[Exercise]: Reproduce the lines of the listing below, from the line with "setup-node[interactable]: ◢ Setup1" to the line with "operations-folder-icon — [50, 265, 66, 279]", both ends included. Copy each one character for character.

[Supplied information]:

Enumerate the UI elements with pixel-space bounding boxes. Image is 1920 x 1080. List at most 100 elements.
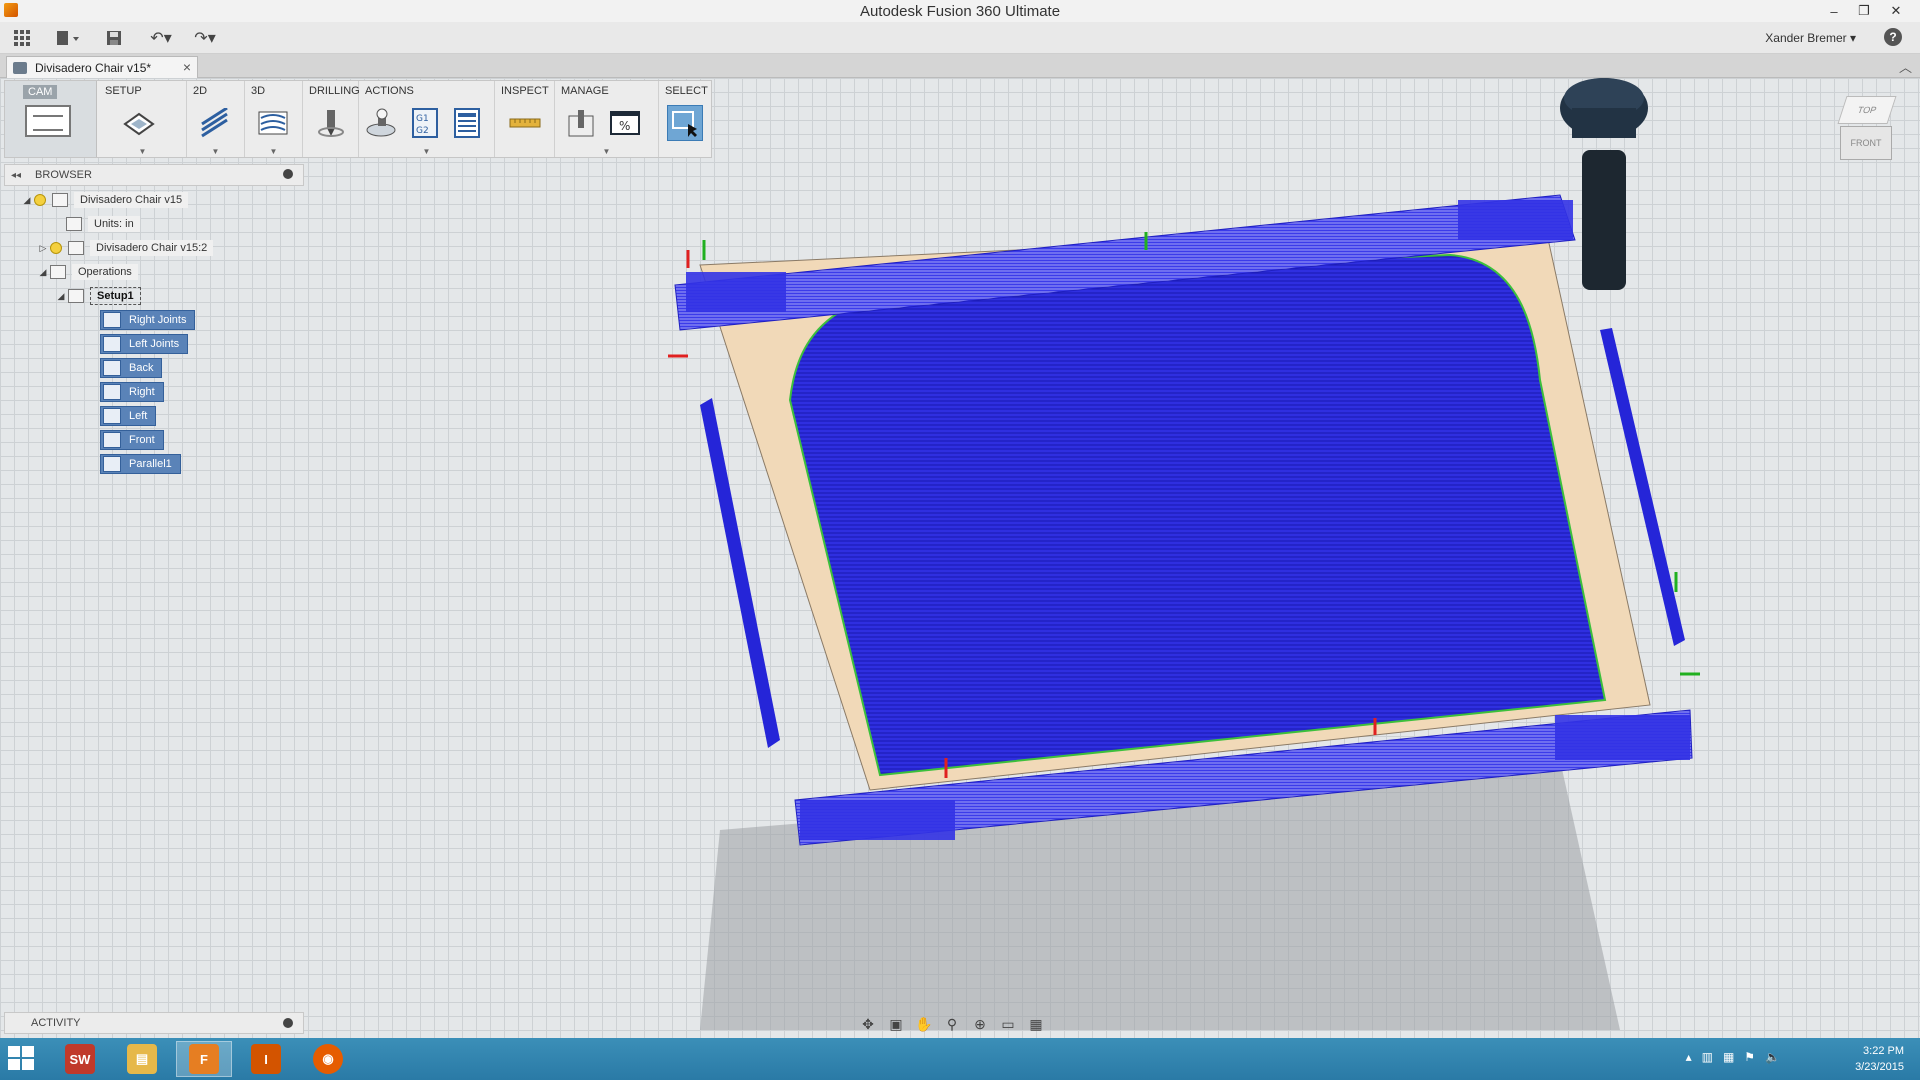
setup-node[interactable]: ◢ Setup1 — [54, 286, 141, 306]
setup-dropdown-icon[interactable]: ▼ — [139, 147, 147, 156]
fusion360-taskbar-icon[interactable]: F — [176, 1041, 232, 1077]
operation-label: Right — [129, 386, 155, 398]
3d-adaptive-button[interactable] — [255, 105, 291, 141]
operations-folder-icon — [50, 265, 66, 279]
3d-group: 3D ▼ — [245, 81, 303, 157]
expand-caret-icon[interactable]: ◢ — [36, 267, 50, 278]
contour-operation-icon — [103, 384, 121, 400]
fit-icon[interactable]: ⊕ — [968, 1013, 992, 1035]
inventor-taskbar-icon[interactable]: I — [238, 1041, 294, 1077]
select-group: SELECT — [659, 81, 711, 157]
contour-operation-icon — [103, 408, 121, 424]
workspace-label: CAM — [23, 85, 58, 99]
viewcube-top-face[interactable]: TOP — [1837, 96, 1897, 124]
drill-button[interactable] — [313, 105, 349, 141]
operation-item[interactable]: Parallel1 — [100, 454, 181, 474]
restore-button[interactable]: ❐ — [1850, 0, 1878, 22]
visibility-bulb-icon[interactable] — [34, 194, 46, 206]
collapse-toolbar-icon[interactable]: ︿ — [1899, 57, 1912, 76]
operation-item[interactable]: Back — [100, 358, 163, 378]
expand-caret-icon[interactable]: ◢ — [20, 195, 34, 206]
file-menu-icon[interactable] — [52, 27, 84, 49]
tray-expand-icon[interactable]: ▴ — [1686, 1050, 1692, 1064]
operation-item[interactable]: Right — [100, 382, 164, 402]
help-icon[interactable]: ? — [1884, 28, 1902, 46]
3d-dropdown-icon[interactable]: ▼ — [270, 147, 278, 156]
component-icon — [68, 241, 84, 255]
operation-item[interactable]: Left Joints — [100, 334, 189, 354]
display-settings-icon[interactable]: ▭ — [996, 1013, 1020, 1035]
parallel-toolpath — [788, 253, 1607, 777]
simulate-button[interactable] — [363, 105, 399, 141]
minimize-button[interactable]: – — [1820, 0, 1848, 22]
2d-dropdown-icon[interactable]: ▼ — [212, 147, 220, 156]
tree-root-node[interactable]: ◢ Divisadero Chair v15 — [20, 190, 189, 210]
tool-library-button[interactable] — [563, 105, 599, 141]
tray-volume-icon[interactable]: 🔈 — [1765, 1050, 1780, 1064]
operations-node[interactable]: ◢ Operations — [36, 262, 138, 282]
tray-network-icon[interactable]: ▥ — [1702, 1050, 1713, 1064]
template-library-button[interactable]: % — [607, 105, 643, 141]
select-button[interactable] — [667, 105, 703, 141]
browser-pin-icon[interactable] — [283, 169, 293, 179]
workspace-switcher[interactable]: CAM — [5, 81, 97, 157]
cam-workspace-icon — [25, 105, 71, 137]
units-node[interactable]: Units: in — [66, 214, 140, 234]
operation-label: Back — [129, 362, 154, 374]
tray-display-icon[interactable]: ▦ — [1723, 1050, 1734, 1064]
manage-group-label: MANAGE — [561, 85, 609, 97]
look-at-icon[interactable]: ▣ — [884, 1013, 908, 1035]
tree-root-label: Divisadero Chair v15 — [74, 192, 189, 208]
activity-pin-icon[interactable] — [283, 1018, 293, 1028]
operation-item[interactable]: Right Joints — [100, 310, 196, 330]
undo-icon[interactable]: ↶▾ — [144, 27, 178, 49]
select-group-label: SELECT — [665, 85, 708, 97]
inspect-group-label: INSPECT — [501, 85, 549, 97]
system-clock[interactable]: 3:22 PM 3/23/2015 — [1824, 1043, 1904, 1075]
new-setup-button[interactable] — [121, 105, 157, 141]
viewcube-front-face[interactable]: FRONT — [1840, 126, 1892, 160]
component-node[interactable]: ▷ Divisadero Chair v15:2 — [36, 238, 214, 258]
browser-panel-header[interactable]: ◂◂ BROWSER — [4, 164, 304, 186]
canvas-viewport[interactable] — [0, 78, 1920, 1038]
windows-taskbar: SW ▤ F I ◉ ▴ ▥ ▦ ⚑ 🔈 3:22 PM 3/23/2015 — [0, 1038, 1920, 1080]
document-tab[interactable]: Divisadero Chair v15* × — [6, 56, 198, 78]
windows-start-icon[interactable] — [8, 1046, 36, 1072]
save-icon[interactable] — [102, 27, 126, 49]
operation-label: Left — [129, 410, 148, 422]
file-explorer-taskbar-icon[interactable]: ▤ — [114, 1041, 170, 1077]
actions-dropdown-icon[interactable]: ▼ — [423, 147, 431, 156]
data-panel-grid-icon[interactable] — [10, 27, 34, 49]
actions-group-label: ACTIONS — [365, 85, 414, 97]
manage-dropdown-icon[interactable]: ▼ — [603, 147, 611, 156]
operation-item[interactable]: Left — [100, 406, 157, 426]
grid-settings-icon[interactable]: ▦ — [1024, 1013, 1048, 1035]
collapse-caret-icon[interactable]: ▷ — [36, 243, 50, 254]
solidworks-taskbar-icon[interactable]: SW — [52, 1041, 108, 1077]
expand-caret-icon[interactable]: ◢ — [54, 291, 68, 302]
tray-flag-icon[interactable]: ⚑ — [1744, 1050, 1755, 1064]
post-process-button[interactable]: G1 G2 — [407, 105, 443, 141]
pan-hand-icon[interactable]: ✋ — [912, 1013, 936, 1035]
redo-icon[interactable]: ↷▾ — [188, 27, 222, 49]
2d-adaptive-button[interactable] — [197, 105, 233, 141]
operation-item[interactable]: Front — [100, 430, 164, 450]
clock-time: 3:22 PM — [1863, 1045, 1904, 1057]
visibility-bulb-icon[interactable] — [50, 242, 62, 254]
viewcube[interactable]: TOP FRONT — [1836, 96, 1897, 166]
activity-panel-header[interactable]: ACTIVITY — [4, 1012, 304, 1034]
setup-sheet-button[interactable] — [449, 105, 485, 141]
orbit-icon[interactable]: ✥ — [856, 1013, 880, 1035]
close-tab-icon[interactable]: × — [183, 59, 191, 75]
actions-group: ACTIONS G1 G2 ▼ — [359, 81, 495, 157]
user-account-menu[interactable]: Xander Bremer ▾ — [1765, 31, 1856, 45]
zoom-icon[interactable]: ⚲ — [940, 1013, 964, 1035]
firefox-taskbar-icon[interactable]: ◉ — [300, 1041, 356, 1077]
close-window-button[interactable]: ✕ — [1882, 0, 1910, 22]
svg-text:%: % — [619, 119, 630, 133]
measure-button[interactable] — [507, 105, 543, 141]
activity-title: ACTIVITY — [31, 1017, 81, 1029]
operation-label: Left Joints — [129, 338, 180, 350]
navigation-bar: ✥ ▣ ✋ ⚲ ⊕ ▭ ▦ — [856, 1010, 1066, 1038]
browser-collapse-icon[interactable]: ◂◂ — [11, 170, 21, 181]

[Result of the task]:
setup-node[interactable]: ◢ Setup1 — [54, 286, 141, 306]
setup-dropdown-icon[interactable]: ▼ — [139, 147, 147, 156]
fusion360-taskbar-icon[interactable]: F — [176, 1041, 232, 1077]
operation-label: Right — [129, 386, 155, 398]
3d-adaptive-button[interactable] — [255, 105, 291, 141]
operations-folder-icon — [50, 265, 66, 279]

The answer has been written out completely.